▶ [REQUIRED WORK] Quote every line of the data below word for word.

## Start AVAILABLE RECORDS

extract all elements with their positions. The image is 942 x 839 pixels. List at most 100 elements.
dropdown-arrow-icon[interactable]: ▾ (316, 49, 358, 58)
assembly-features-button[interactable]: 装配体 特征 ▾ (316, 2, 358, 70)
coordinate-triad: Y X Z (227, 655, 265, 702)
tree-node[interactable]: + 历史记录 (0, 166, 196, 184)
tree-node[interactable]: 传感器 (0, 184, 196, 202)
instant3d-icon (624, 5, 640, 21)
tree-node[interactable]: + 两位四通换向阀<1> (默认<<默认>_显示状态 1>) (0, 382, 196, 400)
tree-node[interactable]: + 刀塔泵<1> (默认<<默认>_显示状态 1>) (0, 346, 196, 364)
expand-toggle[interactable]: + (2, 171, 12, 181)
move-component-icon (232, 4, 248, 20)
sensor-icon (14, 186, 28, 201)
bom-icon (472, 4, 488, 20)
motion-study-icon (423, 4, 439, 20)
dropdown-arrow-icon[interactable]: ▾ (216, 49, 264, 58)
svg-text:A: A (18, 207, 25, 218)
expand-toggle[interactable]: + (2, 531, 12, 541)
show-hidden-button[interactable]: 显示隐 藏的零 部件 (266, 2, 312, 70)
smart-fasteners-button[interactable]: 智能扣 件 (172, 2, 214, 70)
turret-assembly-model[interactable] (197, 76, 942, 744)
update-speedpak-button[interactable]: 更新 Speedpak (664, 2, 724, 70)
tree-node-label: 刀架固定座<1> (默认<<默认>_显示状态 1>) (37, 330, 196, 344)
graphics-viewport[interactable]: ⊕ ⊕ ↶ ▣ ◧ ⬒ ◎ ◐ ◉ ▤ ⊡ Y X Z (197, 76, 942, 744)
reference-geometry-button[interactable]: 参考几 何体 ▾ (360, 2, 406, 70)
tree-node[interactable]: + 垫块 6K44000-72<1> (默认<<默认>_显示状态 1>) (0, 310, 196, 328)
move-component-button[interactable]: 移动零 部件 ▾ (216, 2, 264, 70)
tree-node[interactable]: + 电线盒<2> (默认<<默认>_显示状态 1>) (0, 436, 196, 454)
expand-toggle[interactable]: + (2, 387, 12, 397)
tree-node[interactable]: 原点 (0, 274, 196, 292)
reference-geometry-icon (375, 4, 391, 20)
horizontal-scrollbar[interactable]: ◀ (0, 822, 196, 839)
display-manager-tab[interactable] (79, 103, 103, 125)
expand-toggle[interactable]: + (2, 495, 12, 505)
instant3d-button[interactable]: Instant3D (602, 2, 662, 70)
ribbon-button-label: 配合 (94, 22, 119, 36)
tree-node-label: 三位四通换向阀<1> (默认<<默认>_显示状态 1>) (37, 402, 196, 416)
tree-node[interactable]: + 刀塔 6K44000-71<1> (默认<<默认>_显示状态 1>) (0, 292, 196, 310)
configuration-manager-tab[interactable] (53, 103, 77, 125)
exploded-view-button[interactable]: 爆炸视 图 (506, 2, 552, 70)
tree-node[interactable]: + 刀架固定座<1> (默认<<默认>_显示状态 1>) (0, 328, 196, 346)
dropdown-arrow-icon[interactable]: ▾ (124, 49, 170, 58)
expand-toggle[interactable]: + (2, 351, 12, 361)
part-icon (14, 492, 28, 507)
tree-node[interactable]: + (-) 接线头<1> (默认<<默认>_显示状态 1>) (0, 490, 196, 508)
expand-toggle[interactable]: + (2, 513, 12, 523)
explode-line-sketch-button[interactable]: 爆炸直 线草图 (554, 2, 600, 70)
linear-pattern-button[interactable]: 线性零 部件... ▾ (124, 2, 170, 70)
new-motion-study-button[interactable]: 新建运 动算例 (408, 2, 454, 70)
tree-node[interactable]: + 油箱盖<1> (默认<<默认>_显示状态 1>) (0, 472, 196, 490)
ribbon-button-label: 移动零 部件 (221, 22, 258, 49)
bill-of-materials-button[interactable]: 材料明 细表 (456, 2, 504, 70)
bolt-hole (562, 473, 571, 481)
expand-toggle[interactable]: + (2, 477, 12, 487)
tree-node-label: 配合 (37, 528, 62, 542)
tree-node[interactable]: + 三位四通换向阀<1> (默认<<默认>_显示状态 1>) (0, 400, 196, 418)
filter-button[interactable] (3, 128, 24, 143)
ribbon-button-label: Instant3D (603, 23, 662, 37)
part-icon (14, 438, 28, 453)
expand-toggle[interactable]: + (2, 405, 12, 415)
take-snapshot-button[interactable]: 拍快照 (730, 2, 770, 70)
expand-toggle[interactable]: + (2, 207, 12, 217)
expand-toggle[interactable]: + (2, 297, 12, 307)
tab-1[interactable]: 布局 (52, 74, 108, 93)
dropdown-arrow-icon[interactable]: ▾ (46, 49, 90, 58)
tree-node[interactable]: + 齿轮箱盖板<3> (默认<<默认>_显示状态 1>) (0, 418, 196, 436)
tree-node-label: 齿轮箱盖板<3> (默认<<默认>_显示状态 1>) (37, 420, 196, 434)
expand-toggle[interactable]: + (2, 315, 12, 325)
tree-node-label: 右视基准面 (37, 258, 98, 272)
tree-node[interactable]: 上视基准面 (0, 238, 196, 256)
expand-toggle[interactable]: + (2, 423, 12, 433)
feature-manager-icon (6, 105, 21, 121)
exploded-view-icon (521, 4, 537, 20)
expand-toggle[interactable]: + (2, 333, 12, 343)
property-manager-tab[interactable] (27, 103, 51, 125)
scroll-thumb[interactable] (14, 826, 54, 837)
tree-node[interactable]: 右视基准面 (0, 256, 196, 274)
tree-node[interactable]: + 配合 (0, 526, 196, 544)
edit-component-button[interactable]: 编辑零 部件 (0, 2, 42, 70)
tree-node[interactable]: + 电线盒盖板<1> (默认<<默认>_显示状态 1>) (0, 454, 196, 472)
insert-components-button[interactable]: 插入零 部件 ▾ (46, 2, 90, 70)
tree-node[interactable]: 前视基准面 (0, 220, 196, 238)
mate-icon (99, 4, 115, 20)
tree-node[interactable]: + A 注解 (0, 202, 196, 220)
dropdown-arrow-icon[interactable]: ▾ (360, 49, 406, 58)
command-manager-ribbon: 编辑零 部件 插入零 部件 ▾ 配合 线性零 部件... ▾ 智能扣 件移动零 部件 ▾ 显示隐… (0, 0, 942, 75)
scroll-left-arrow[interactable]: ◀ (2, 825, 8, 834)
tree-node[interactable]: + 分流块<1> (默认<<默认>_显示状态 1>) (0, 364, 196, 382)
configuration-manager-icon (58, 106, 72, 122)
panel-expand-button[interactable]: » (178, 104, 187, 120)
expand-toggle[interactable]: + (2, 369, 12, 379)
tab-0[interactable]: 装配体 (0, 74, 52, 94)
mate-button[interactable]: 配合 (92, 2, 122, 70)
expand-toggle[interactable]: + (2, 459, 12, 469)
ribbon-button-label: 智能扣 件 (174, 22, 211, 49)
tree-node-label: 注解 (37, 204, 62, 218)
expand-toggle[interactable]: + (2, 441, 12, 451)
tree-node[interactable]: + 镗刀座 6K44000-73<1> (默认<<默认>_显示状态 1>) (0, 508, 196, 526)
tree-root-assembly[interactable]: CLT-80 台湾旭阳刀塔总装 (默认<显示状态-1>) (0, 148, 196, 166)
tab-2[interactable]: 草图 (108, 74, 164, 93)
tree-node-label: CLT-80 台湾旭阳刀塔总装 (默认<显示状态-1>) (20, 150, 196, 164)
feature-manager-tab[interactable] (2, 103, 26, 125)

## End AVAILABLE RECORDS

▶ [COMPLETE OUTPUT]
extract all elements with their positions. The image is 942 x 839 pixels. List at most 100 elements.
dropdown-arrow-icon[interactable]: ▾ (316, 49, 358, 58)
assembly-features-button[interactable]: 装配体 特征 ▾ (316, 2, 358, 70)
coordinate-triad: Y X Z (227, 655, 265, 702)
tree-node[interactable]: + 历史记录 (0, 166, 196, 184)
tree-node[interactable]: 传感器 (0, 184, 196, 202)
instant3d-icon (624, 5, 640, 21)
tree-node[interactable]: + 两位四通换向阀<1> (默认<<默认>_显示状态 1>) (0, 382, 196, 400)
tree-node[interactable]: + 刀塔泵<1> (默认<<默认>_显示状态 1>) (0, 346, 196, 364)
expand-toggle[interactable]: + (2, 171, 12, 181)
move-component-icon (232, 4, 248, 20)
sensor-icon (14, 186, 28, 201)
bom-icon (472, 4, 488, 20)
motion-study-icon (423, 4, 439, 20)
dropdown-arrow-icon[interactable]: ▾ (216, 49, 264, 58)
svg-text:A: A (18, 207, 25, 218)
expand-toggle[interactable]: + (2, 531, 12, 541)
show-hidden-button[interactable]: 显示隐 藏的零 部件 (266, 2, 312, 70)
smart-fasteners-button[interactable]: 智能扣 件 (172, 2, 214, 70)
turret-assembly-model[interactable] (197, 76, 942, 744)
update-speedpak-button[interactable]: 更新 Speedpak (664, 2, 724, 70)
tree-node-label: 刀架固定座<1> (默认<<默认>_显示状态 1>) (37, 330, 196, 344)
graphics-viewport[interactable]: ⊕ ⊕ ↶ ▣ ◧ ⬒ ◎ ◐ ◉ ▤ ⊡ Y X Z (197, 76, 942, 744)
reference-geometry-button[interactable]: 参考几 何体 ▾ (360, 2, 406, 70)
tree-node[interactable]: + 垫块 6K44000-72<1> (默认<<默认>_显示状态 1>) (0, 310, 196, 328)
move-component-button[interactable]: 移动零 部件 ▾ (216, 2, 264, 70)
tree-node[interactable]: + 电线盒<2> (默认<<默认>_显示状态 1>) (0, 436, 196, 454)
expand-toggle[interactable]: + (2, 387, 12, 397)
tree-node[interactable]: 原点 (0, 274, 196, 292)
reference-geometry-icon (375, 4, 391, 20)
horizontal-scrollbar[interactable]: ◀ (0, 822, 196, 839)
display-manager-tab[interactable] (79, 103, 103, 125)
expand-toggle[interactable]: + (2, 495, 12, 505)
instant3d-button[interactable]: Instant3D (602, 2, 662, 70)
ribbon-button-label: 配合 (94, 22, 119, 36)
tree-node-label: 三位四通换向阀<1> (默认<<默认>_显示状态 1>) (37, 402, 196, 416)
tree-node[interactable]: + 刀塔 6K44000-71<1> (默认<<默认>_显示状态 1>) (0, 292, 196, 310)
configuration-manager-tab[interactable] (53, 103, 77, 125)
exploded-view-button[interactable]: 爆炸视 图 (506, 2, 552, 70)
tree-node[interactable]: + 刀架固定座<1> (默认<<默认>_显示状态 1>) (0, 328, 196, 346)
dropdown-arrow-icon[interactable]: ▾ (124, 49, 170, 58)
expand-toggle[interactable]: + (2, 351, 12, 361)
part-icon (14, 492, 28, 507)
tree-node[interactable]: + (-) 接线头<1> (默认<<默认>_显示状态 1>) (0, 490, 196, 508)
expand-toggle[interactable]: + (2, 513, 12, 523)
explode-line-sketch-button[interactable]: 爆炸直 线草图 (554, 2, 600, 70)
linear-pattern-button[interactable]: 线性零 部件... ▾ (124, 2, 170, 70)
new-motion-study-button[interactable]: 新建运 动算例 (408, 2, 454, 70)
tree-node[interactable]: + 油箱盖<1> (默认<<默认>_显示状态 1>) (0, 472, 196, 490)
ribbon-button-label: 移动零 部件 (221, 22, 258, 49)
bill-of-materials-button[interactable]: 材料明 细表 (456, 2, 504, 70)
bolt-hole (562, 473, 571, 481)
expand-toggle[interactable]: + (2, 477, 12, 487)
tree-node-label: 配合 (37, 528, 62, 542)
tree-node[interactable]: + 三位四通换向阀<1> (默认<<默认>_显示状态 1>) (0, 400, 196, 418)
filter-button[interactable] (3, 128, 24, 143)
ribbon-button-label: Instant3D (603, 23, 662, 37)
part-icon (14, 438, 28, 453)
expand-toggle[interactable]: + (2, 405, 12, 415)
take-snapshot-button[interactable]: 拍快照 (730, 2, 770, 70)
expand-toggle[interactable]: + (2, 207, 12, 217)
expand-toggle[interactable]: + (2, 297, 12, 307)
tab-1[interactable]: 布局 (52, 74, 108, 93)
dropdown-arrow-icon[interactable]: ▾ (46, 49, 90, 58)
tree-node[interactable]: + 齿轮箱盖板<3> (默认<<默认>_显示状态 1>) (0, 418, 196, 436)
tree-node-label: 齿轮箱盖板<3> (默认<<默认>_显示状态 1>) (37, 420, 196, 434)
expand-toggle[interactable]: + (2, 315, 12, 325)
tree-node-label: 右视基准面 (37, 258, 98, 272)
tree-node[interactable]: 上视基准面 (0, 238, 196, 256)
expand-toggle[interactable]: + (2, 423, 12, 433)
feature-manager-icon (6, 105, 21, 121)
exploded-view-icon (521, 4, 537, 20)
expand-toggle[interactable]: + (2, 333, 12, 343)
property-manager-tab[interactable] (27, 103, 51, 125)
scroll-thumb[interactable] (14, 826, 54, 837)
tree-node[interactable]: 右视基准面 (0, 256, 196, 274)
tree-node[interactable]: + 配合 (0, 526, 196, 544)
edit-component-button[interactable]: 编辑零 部件 (0, 2, 42, 70)
tree-node[interactable]: + 电线盒盖板<1> (默认<<默认>_显示状态 1>) (0, 454, 196, 472)
insert-components-button[interactable]: 插入零 部件 ▾ (46, 2, 90, 70)
tree-node[interactable]: 前视基准面 (0, 220, 196, 238)
mate-icon (99, 4, 115, 20)
tree-node[interactable]: + A 注解 (0, 202, 196, 220)
dropdown-arrow-icon[interactable]: ▾ (360, 49, 406, 58)
command-manager-ribbon: 编辑零 部件 插入零 部件 ▾ 配合 线性零 部件... ▾ 智能扣 件移动零 部件 ▾ 显示隐… (0, 0, 942, 75)
scroll-left-arrow[interactable]: ◀ (2, 825, 8, 834)
tree-node[interactable]: + 分流块<1> (默认<<默认>_显示状态 1>) (0, 364, 196, 382)
configuration-manager-icon (58, 106, 72, 122)
panel-expand-button[interactable]: » (178, 104, 187, 120)
expand-toggle[interactable]: + (2, 369, 12, 379)
tab-0[interactable]: 装配体 (0, 74, 52, 94)
mate-button[interactable]: 配合 (92, 2, 122, 70)
expand-toggle[interactable]: + (2, 459, 12, 469)
ribbon-button-label: 智能扣 件 (174, 22, 211, 49)
tree-node-label: 注解 (37, 204, 62, 218)
expand-toggle[interactable]: + (2, 441, 12, 451)
tree-node[interactable]: + 镗刀座 6K44000-73<1> (默认<<默认>_显示状态 1>) (0, 508, 196, 526)
tree-root-assembly[interactable]: CLT-80 台湾旭阳刀塔总装 (默认<显示状态-1>) (0, 148, 196, 166)
tab-2[interactable]: 草图 (108, 74, 164, 93)
tree-node-label: CLT-80 台湾旭阳刀塔总装 (默认<显示状态-1>) (20, 150, 196, 164)
feature-manager-tab[interactable] (2, 103, 26, 125)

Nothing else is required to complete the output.